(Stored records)
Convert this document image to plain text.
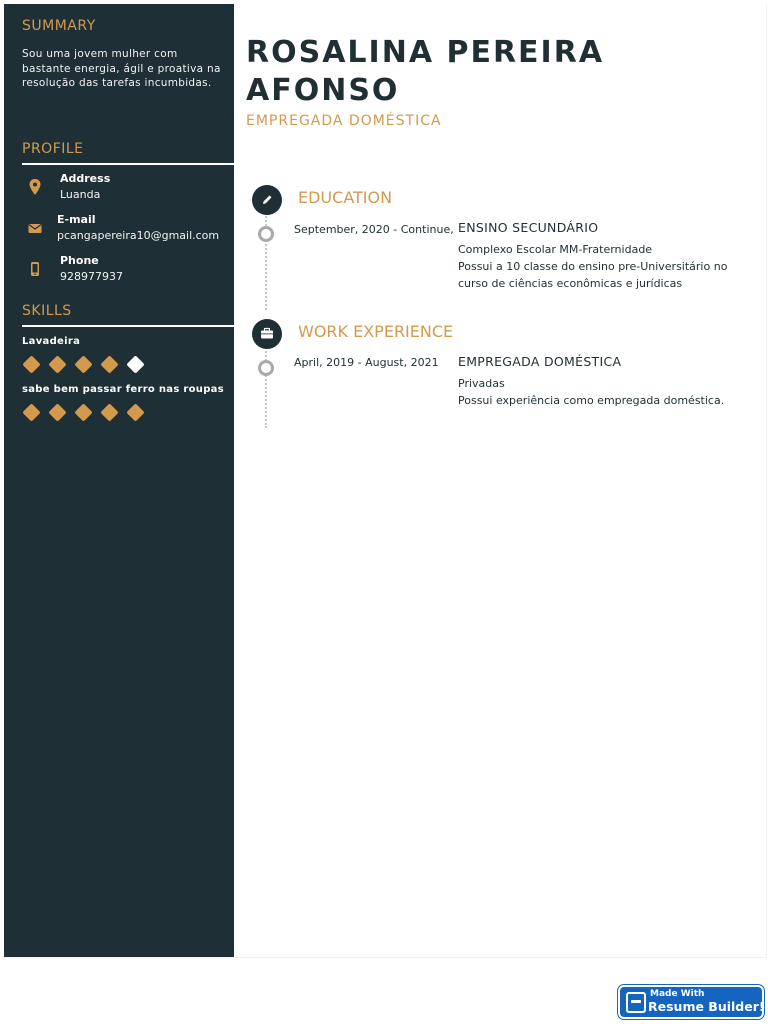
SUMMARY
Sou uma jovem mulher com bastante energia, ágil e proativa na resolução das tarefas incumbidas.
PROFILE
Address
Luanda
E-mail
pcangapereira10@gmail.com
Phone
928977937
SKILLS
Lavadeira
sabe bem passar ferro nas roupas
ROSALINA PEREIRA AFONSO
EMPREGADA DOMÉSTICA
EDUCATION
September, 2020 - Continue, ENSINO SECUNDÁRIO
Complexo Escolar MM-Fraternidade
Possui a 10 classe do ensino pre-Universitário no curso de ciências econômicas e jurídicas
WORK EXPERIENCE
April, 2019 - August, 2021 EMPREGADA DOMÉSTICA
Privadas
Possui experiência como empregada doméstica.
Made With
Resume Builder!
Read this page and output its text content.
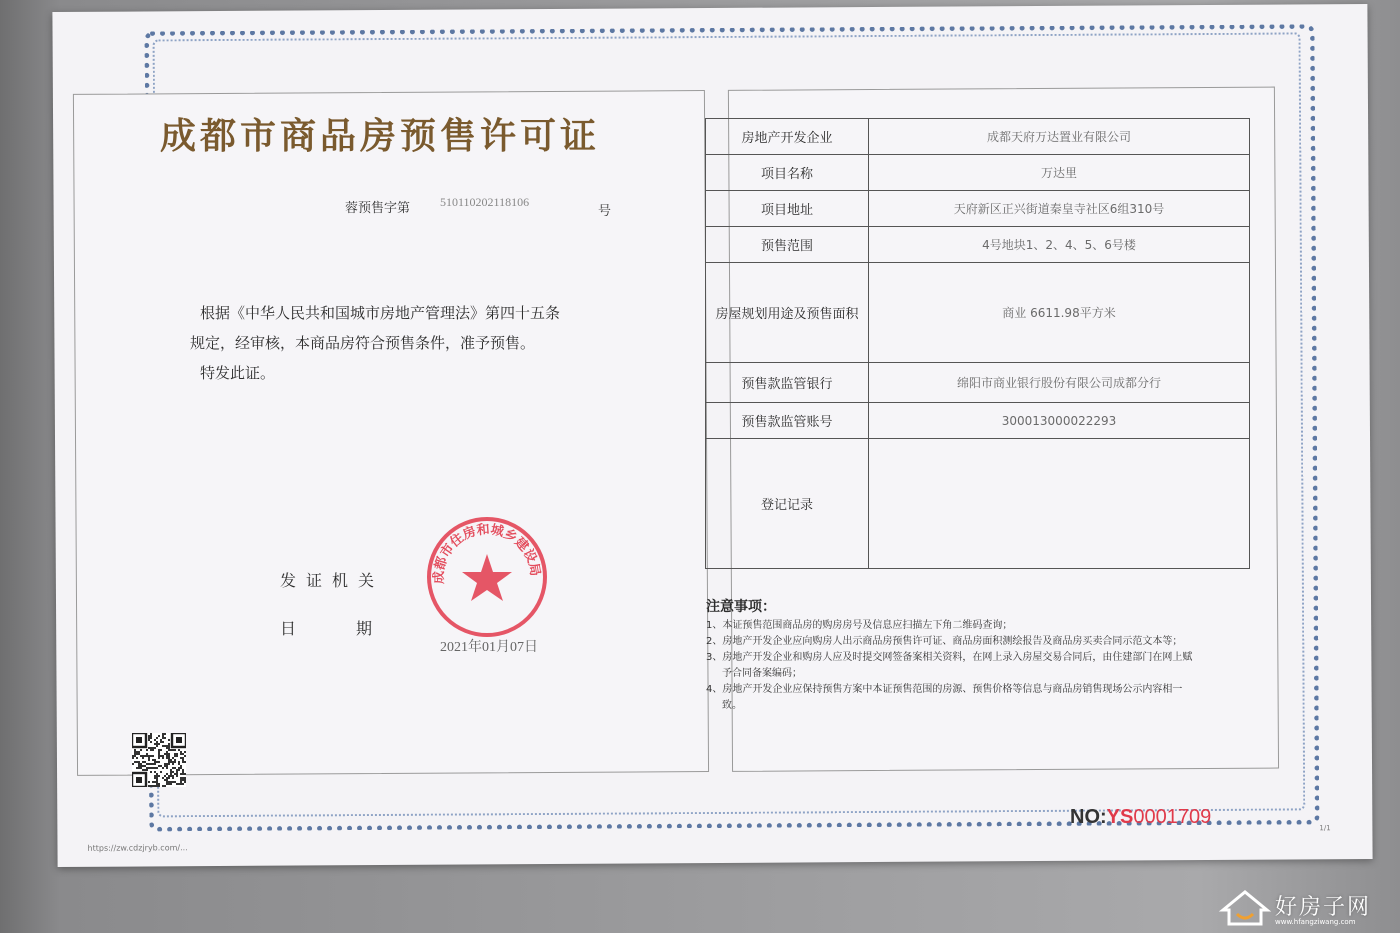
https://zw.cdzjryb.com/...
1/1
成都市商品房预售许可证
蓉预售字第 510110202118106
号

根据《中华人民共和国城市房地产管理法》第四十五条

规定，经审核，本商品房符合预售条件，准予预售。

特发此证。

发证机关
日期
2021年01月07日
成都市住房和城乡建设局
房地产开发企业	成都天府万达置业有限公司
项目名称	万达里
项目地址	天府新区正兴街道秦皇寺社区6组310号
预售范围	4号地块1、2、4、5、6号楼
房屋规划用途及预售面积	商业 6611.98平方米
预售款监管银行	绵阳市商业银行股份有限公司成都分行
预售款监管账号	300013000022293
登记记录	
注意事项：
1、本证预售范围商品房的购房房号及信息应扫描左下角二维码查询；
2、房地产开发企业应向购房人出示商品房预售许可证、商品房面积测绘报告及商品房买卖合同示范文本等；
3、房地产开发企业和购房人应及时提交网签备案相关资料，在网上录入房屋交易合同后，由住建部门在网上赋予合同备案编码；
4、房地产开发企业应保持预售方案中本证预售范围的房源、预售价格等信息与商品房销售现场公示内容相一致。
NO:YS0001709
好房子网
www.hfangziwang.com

— PROBLEM DESCRIPTION —
Filter the records above and return every line that holds the word "text".

— WRITTEN ANSWER —
Convert this document image to plain text.
Read this page and output its text content.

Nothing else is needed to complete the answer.